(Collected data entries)
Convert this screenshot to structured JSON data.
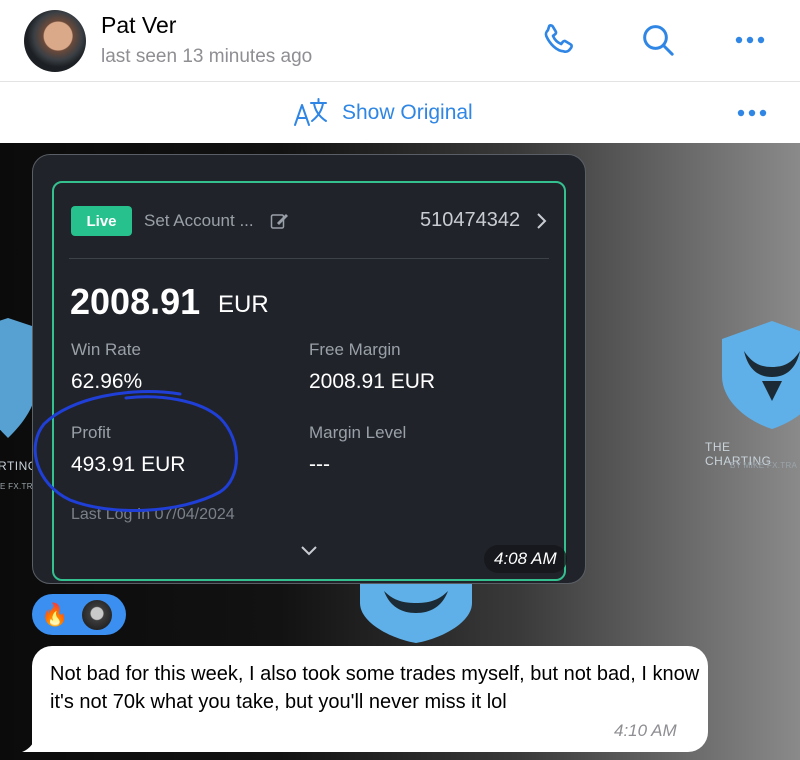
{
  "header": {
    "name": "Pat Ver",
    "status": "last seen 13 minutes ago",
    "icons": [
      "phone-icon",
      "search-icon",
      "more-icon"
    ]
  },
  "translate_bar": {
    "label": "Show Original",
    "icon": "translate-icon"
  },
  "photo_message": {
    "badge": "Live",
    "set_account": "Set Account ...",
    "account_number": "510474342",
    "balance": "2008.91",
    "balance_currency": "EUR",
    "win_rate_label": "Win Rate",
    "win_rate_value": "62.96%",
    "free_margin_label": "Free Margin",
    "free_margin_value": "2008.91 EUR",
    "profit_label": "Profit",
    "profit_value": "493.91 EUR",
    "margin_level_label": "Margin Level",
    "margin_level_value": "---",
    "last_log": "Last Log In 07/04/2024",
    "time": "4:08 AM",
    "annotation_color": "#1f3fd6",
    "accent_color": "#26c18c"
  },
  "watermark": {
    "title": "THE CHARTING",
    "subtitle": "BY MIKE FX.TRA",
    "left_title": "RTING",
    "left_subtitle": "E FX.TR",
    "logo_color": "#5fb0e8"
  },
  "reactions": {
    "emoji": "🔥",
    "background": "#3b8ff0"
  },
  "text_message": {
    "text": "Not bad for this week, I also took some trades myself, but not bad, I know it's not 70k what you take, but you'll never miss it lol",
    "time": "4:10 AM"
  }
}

● What is being asked: Leaving aside the images, write out the entries above word for word.

● Answer to the problem:
Convert this screenshot to structured JSON data.
{
  "header": {
    "name": "Pat Ver",
    "status": "last seen 13 minutes ago",
    "icons": [
      "phone-icon",
      "search-icon",
      "more-icon"
    ]
  },
  "translate_bar": {
    "label": "Show Original",
    "icon": "translate-icon"
  },
  "photo_message": {
    "badge": "Live",
    "set_account": "Set Account ...",
    "account_number": "510474342",
    "balance": "2008.91",
    "balance_currency": "EUR",
    "win_rate_label": "Win Rate",
    "win_rate_value": "62.96%",
    "free_margin_label": "Free Margin",
    "free_margin_value": "2008.91 EUR",
    "profit_label": "Profit",
    "profit_value": "493.91 EUR",
    "margin_level_label": "Margin Level",
    "margin_level_value": "---",
    "last_log": "Last Log In 07/04/2024",
    "time": "4:08 AM",
    "annotation_color": "#1f3fd6",
    "accent_color": "#26c18c"
  },
  "watermark": {
    "title": "THE CHARTING",
    "subtitle": "BY MIKE FX.TRA",
    "left_title": "RTING",
    "left_subtitle": "E FX.TR",
    "logo_color": "#5fb0e8"
  },
  "reactions": {
    "emoji": "🔥",
    "background": "#3b8ff0"
  },
  "text_message": {
    "text": "Not bad for this week, I also took some trades myself, but not bad, I know it's not 70k what you take, but you'll never miss it lol",
    "time": "4:10 AM"
  }
}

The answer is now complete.